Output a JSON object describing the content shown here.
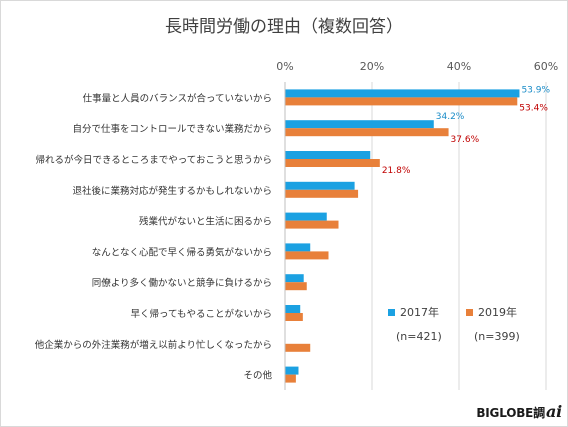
{
  "chart_data": {
    "type": "bar",
    "orientation": "horizontal",
    "title": "長時間労働の理由（複数回答）",
    "xlim": [
      0,
      60
    ],
    "x_ticks": [
      "0%",
      "20%",
      "40%",
      "60%"
    ],
    "x_tick_values": [
      0,
      20,
      40,
      60
    ],
    "grid": true,
    "legend_position": "bottom-right",
    "categories": [
      "仕事量と人員のバランスが合っていないから",
      "自分で仕事をコントロールできない業務だから",
      "帰れるが今日できるところまでやっておこうと思うから",
      "退社後に業務対応が発生するかもしれないから",
      "残業代がないと生活に困るから",
      "なんとなく心配で早く帰る勇気がないから",
      "同僚より多く働かないと競争に負けるから",
      "早く帰ってもやることがないから",
      "他企業からの外注業務が増え以前より忙しくなったから",
      "その他"
    ],
    "series": [
      {
        "name": "2017年",
        "n_label": "(n=421)",
        "color": "#1ba1e2",
        "values": [
          53.9,
          34.2,
          19.6,
          16.0,
          9.6,
          5.8,
          4.3,
          3.5,
          null,
          3.1
        ],
        "data_labels": [
          "53.9%",
          "34.2%",
          null,
          null,
          null,
          null,
          null,
          null,
          null,
          null
        ]
      },
      {
        "name": "2019年",
        "n_label": "(n=399)",
        "color": "#e8803a",
        "values": [
          53.4,
          37.6,
          21.8,
          16.8,
          12.3,
          10.0,
          5.0,
          4.1,
          5.8,
          2.5
        ],
        "data_labels": [
          "53.4%",
          "37.6%",
          "21.8%",
          null,
          null,
          null,
          null,
          null,
          null,
          null
        ]
      }
    ]
  },
  "brand": {
    "text": "BIGLOBE調",
    "mark": "ai"
  }
}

....

Leave the pictures out and copy the rest of the data exactly.

Output a JSON object describing the content shown here.
{
  "chart_data": {
    "type": "bar",
    "orientation": "horizontal",
    "title": "長時間労働の理由（複数回答）",
    "xlim": [
      0,
      60
    ],
    "x_ticks": [
      "0%",
      "20%",
      "40%",
      "60%"
    ],
    "x_tick_values": [
      0,
      20,
      40,
      60
    ],
    "grid": true,
    "legend_position": "bottom-right",
    "categories": [
      "仕事量と人員のバランスが合っていないから",
      "自分で仕事をコントロールできない業務だから",
      "帰れるが今日できるところまでやっておこうと思うから",
      "退社後に業務対応が発生するかもしれないから",
      "残業代がないと生活に困るから",
      "なんとなく心配で早く帰る勇気がないから",
      "同僚より多く働かないと競争に負けるから",
      "早く帰ってもやることがないから",
      "他企業からの外注業務が増え以前より忙しくなったから",
      "その他"
    ],
    "series": [
      {
        "name": "2017年",
        "n_label": "(n=421)",
        "color": "#1ba1e2",
        "values": [
          53.9,
          34.2,
          19.6,
          16.0,
          9.6,
          5.8,
          4.3,
          3.5,
          null,
          3.1
        ],
        "data_labels": [
          "53.9%",
          "34.2%",
          null,
          null,
          null,
          null,
          null,
          null,
          null,
          null
        ]
      },
      {
        "name": "2019年",
        "n_label": "(n=399)",
        "color": "#e8803a",
        "values": [
          53.4,
          37.6,
          21.8,
          16.8,
          12.3,
          10.0,
          5.0,
          4.1,
          5.8,
          2.5
        ],
        "data_labels": [
          "53.4%",
          "37.6%",
          "21.8%",
          null,
          null,
          null,
          null,
          null,
          null,
          null
        ]
      }
    ]
  },
  "brand": {
    "text": "BIGLOBE調",
    "mark": "ai"
  }
}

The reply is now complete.